::: Stored data

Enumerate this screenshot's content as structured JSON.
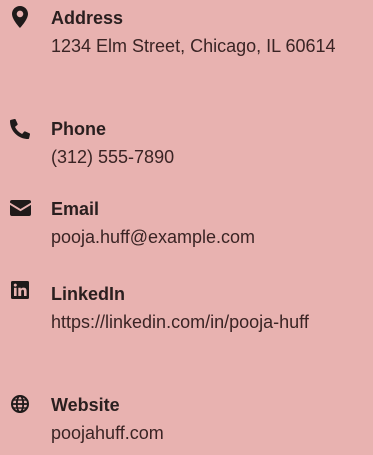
{
  "contacts": [
    {
      "icon": "map-marker-icon",
      "label": "Address",
      "value": "1234 Elm Street, Chicago, IL 60614"
    },
    {
      "icon": "phone-icon",
      "label": "Phone",
      "value": "(312) 555-7890"
    },
    {
      "icon": "envelope-icon",
      "label": "Email",
      "value": "pooja.huff@example.com"
    },
    {
      "icon": "linkedin-icon",
      "label": "LinkedIn",
      "value": "https://linkedin.com/in/pooja-huff"
    },
    {
      "icon": "globe-icon",
      "label": "Website",
      "value": "poojahuff.com"
    }
  ],
  "colors": {
    "background": "#e8b2b0",
    "text": "#2a1f1f",
    "icon": "#1f1a1a"
  }
}
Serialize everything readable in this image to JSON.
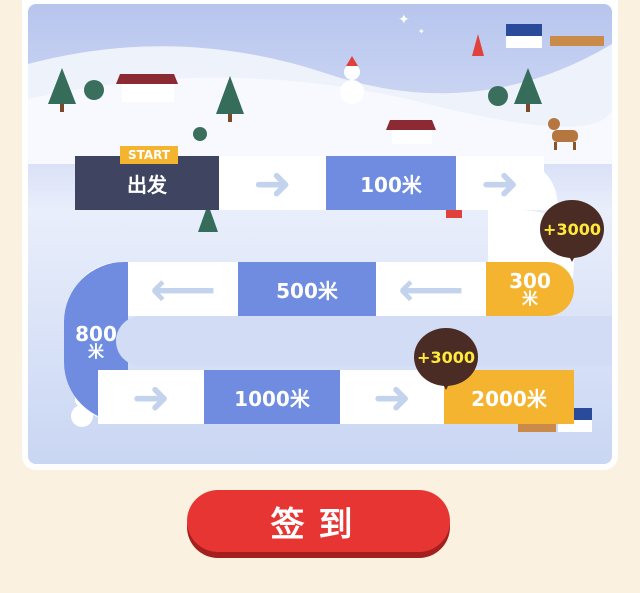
{
  "board": {
    "start_badge": "START",
    "start_label": "出发",
    "cells": {
      "c100": "100米",
      "c300_num": "300",
      "c300_unit": "米",
      "c500": "500米",
      "c800_num": "800",
      "c800_unit": "米",
      "c1000": "1000米",
      "c2000": "2000米"
    },
    "bonus_1": "+3000",
    "bonus_2": "+3000"
  },
  "arrows": {
    "right": "➜",
    "left": "⟵"
  },
  "signin_button": "签到",
  "colors": {
    "blue": "#6f8ce0",
    "orange": "#f5b430",
    "navy": "#3f4560",
    "red": "#e73533"
  }
}
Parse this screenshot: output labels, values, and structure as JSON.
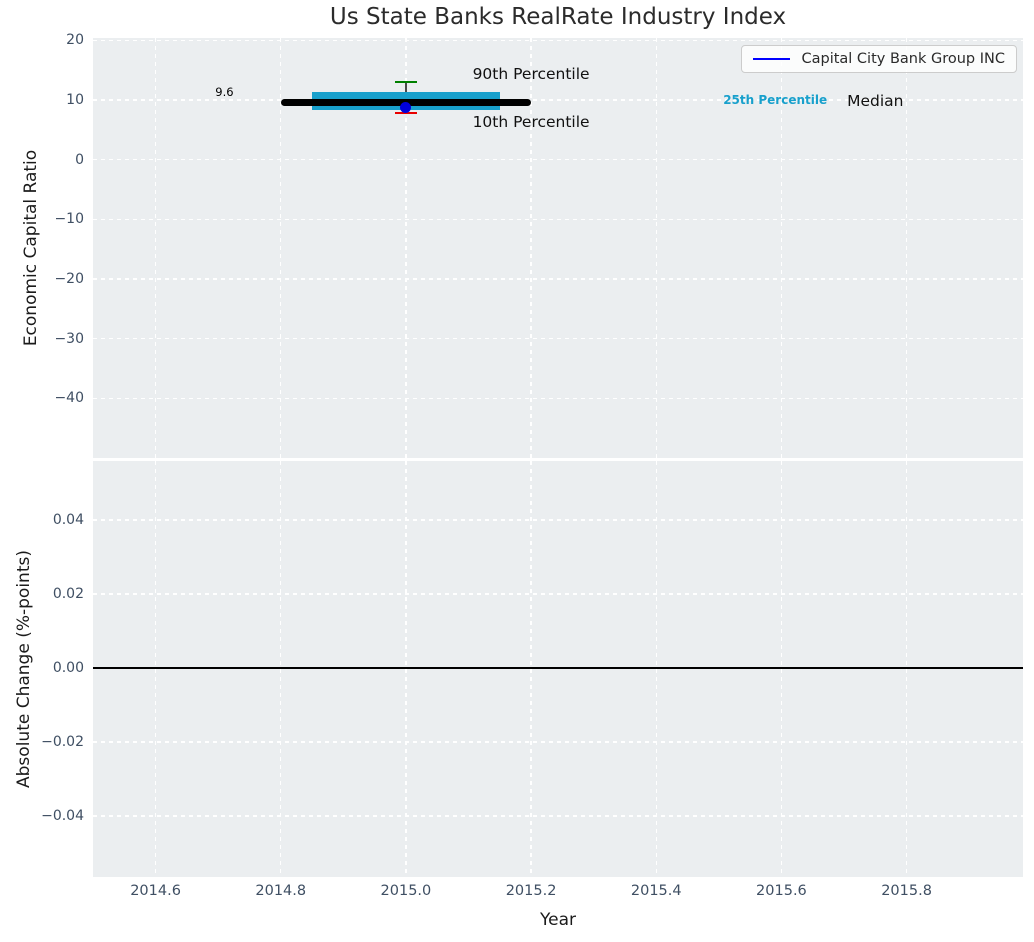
{
  "chart_data": {
    "type": "boxplot",
    "title": "Us State Banks RealRate Industry Index",
    "xlabel": "Year",
    "xlim": [
      2014.5,
      2015.986
    ],
    "xticks": [
      {
        "v": 2014.6,
        "label": "2014.6"
      },
      {
        "v": 2014.8,
        "label": "2014.8"
      },
      {
        "v": 2015.0,
        "label": "2015.0"
      },
      {
        "v": 2015.2,
        "label": "2015.2"
      },
      {
        "v": 2015.4,
        "label": "2015.4"
      },
      {
        "v": 2015.6,
        "label": "2015.6"
      },
      {
        "v": 2015.8,
        "label": "2015.8"
      }
    ],
    "legend": {
      "label": "Capital City Bank Group INC",
      "line_color": "#0000ff",
      "position": "top-right"
    },
    "grid": true,
    "top_panel": {
      "ylabel": "Economic Capital Ratio",
      "ylim": [
        -50,
        20.4
      ],
      "yticks": [
        {
          "v": 20,
          "label": "20"
        },
        {
          "v": 10,
          "label": "10"
        },
        {
          "v": 0,
          "label": "0"
        },
        {
          "v": -10,
          "label": "−10"
        },
        {
          "v": -20,
          "label": "−20"
        },
        {
          "v": -30,
          "label": "−30"
        },
        {
          "v": -40,
          "label": "−40"
        }
      ],
      "industry_box": {
        "year": 2015.0,
        "median": 9.6,
        "p25": 8.4,
        "p75": 11.4,
        "p10": 7.8,
        "p90": 13.0,
        "median_halfwidth_years": 0.2,
        "box_halfwidth_years": 0.15,
        "cap_halfwidth_years": 0.018,
        "colors": {
          "median": "#000000",
          "box": "#18a0cc",
          "p90_cap": "#008000",
          "p10_cap": "#e80000",
          "whisker": "#4a4a4a"
        }
      },
      "company_point": {
        "name": "Capital City Bank Group INC",
        "year": 2015.0,
        "value": 8.7,
        "color": "#0000dd"
      },
      "annotations": [
        {
          "text": "9.6",
          "x": 2014.71,
          "y": 11.35,
          "size": 11.5,
          "color": "#000000",
          "bold": false
        },
        {
          "text": "90th Percentile",
          "x": 2015.2,
          "y": 14.4,
          "size": 15.5,
          "color": "#111111",
          "bold": false
        },
        {
          "text": "10th Percentile",
          "x": 2015.2,
          "y": 6.3,
          "size": 15.5,
          "color": "#111111",
          "bold": false
        },
        {
          "text": "25th Percentile",
          "x": 2015.59,
          "y": 10.0,
          "size": 12,
          "color": "#18a0cc",
          "bold": true
        },
        {
          "text": "Median",
          "x": 2015.75,
          "y": 9.85,
          "size": 15.5,
          "color": "#111111",
          "bold": false
        }
      ]
    },
    "bottom_panel": {
      "ylabel": "Absolute Change (%-points)",
      "ylim": [
        -0.0565,
        0.056
      ],
      "yticks": [
        {
          "v": 0.04,
          "label": "0.04"
        },
        {
          "v": 0.02,
          "label": "0.02"
        },
        {
          "v": 0.0,
          "label": "0.00"
        },
        {
          "v": -0.02,
          "label": "−0.02"
        },
        {
          "v": -0.04,
          "label": "−0.04"
        }
      ],
      "zero_line": {
        "y": 0.0,
        "color": "#000000"
      }
    },
    "style": {
      "plot_bg": "#ebeef0",
      "grid_color": "#ffffff",
      "tick_color": "#3f4f63",
      "label_color": "#1b1b1b",
      "title_color": "#2b2b2b"
    }
  }
}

::::::

[Task description]:
Extract all the entries word for word; omit any pictures.

[Full solution]:
Enumerate this screenshot's content as structured JSON.
{
  "contacts": [
    {
      "icon": "map-marker-icon",
      "label": "Address",
      "value": "1234 Elm Street, Chicago, IL 60614"
    },
    {
      "icon": "phone-icon",
      "label": "Phone",
      "value": "(312) 555-7890"
    },
    {
      "icon": "envelope-icon",
      "label": "Email",
      "value": "pooja.huff@example.com"
    },
    {
      "icon": "linkedin-icon",
      "label": "LinkedIn",
      "value": "https://linkedin.com/in/pooja-huff"
    },
    {
      "icon": "globe-icon",
      "label": "Website",
      "value": "poojahuff.com"
    }
  ],
  "colors": {
    "background": "#e8b2b0",
    "text": "#2a1f1f",
    "icon": "#1f1a1a"
  }
}
Serialize everything readable in this image to JSON.
{
  "board": {
    "start_badge": "START",
    "start_label": "出发",
    "cells": {
      "c100": "100米",
      "c300_num": "300",
      "c300_unit": "米",
      "c500": "500米",
      "c800_num": "800",
      "c800_unit": "米",
      "c1000": "1000米",
      "c2000": "2000米"
    },
    "bonus_1": "+3000",
    "bonus_2": "+3000"
  },
  "arrows": {
    "right": "➜",
    "left": "⟵"
  },
  "signin_button": "签到",
  "colors": {
    "blue": "#6f8ce0",
    "orange": "#f5b430",
    "navy": "#3f4560",
    "red": "#e73533"
  }
}
Parse this screenshot: output labels, values, and structure as JSON.
{
  "chart_data": {
    "type": "boxplot",
    "title": "Us State Banks RealRate Industry Index",
    "xlabel": "Year",
    "xlim": [
      2014.5,
      2015.986
    ],
    "xticks": [
      {
        "v": 2014.6,
        "label": "2014.6"
      },
      {
        "v": 2014.8,
        "label": "2014.8"
      },
      {
        "v": 2015.0,
        "label": "2015.0"
      },
      {
        "v": 2015.2,
        "label": "2015.2"
      },
      {
        "v": 2015.4,
        "label": "2015.4"
      },
      {
        "v": 2015.6,
        "label": "2015.6"
      },
      {
        "v": 2015.8,
        "label": "2015.8"
      }
    ],
    "legend": {
      "label": "Capital City Bank Group INC",
      "line_color": "#0000ff",
      "position": "top-right"
    },
    "grid": true,
    "top_panel": {
      "ylabel": "Economic Capital Ratio",
      "ylim": [
        -50,
        20.4
      ],
      "yticks": [
        {
          "v": 20,
          "label": "20"
        },
        {
          "v": 10,
          "label": "10"
        },
        {
          "v": 0,
          "label": "0"
        },
        {
          "v": -10,
          "label": "−10"
        },
        {
          "v": -20,
          "label": "−20"
        },
        {
          "v": -30,
          "label": "−30"
        },
        {
          "v": -40,
          "label": "−40"
        }
      ],
      "industry_box": {
        "year": 2015.0,
        "median": 9.6,
        "p25": 8.4,
        "p75": 11.4,
        "p10": 7.8,
        "p90": 13.0,
        "median_halfwidth_years": 0.2,
        "box_halfwidth_years": 0.15,
        "cap_halfwidth_years": 0.018,
        "colors": {
          "median": "#000000",
          "box": "#18a0cc",
          "p90_cap": "#008000",
          "p10_cap": "#e80000",
          "whisker": "#4a4a4a"
        }
      },
      "company_point": {
        "name": "Capital City Bank Group INC",
        "year": 2015.0,
        "value": 8.7,
        "color": "#0000dd"
      },
      "annotations": [
        {
          "text": "9.6",
          "x": 2014.71,
          "y": 11.35,
          "size": 11.5,
          "color": "#000000",
          "bold": false
        },
        {
          "text": "90th Percentile",
          "x": 2015.2,
          "y": 14.4,
          "size": 15.5,
          "color": "#111111",
          "bold": false
        },
        {
          "text": "10th Percentile",
          "x": 2015.2,
          "y": 6.3,
          "size": 15.5,
          "color": "#111111",
          "bold": false
        },
        {
          "text": "25th Percentile",
          "x": 2015.59,
          "y": 10.0,
          "size": 12,
          "color": "#18a0cc",
          "bold": true
        },
        {
          "text": "Median",
          "x": 2015.75,
          "y": 9.85,
          "size": 15.5,
          "color": "#111111",
          "bold": false
        }
      ]
    },
    "bottom_panel": {
      "ylabel": "Absolute Change (%-points)",
      "ylim": [
        -0.0565,
        0.056
      ],
      "yticks": [
        {
          "v": 0.04,
          "label": "0.04"
        },
        {
          "v": 0.02,
          "label": "0.02"
        },
        {
          "v": 0.0,
          "label": "0.00"
        },
        {
          "v": -0.02,
          "label": "−0.02"
        },
        {
          "v": -0.04,
          "label": "−0.04"
        }
      ],
      "zero_line": {
        "y": 0.0,
        "color": "#000000"
      }
    },
    "style": {
      "plot_bg": "#ebeef0",
      "grid_color": "#ffffff",
      "tick_color": "#3f4f63",
      "label_color": "#1b1b1b",
      "title_color": "#2b2b2b"
    }
  }
}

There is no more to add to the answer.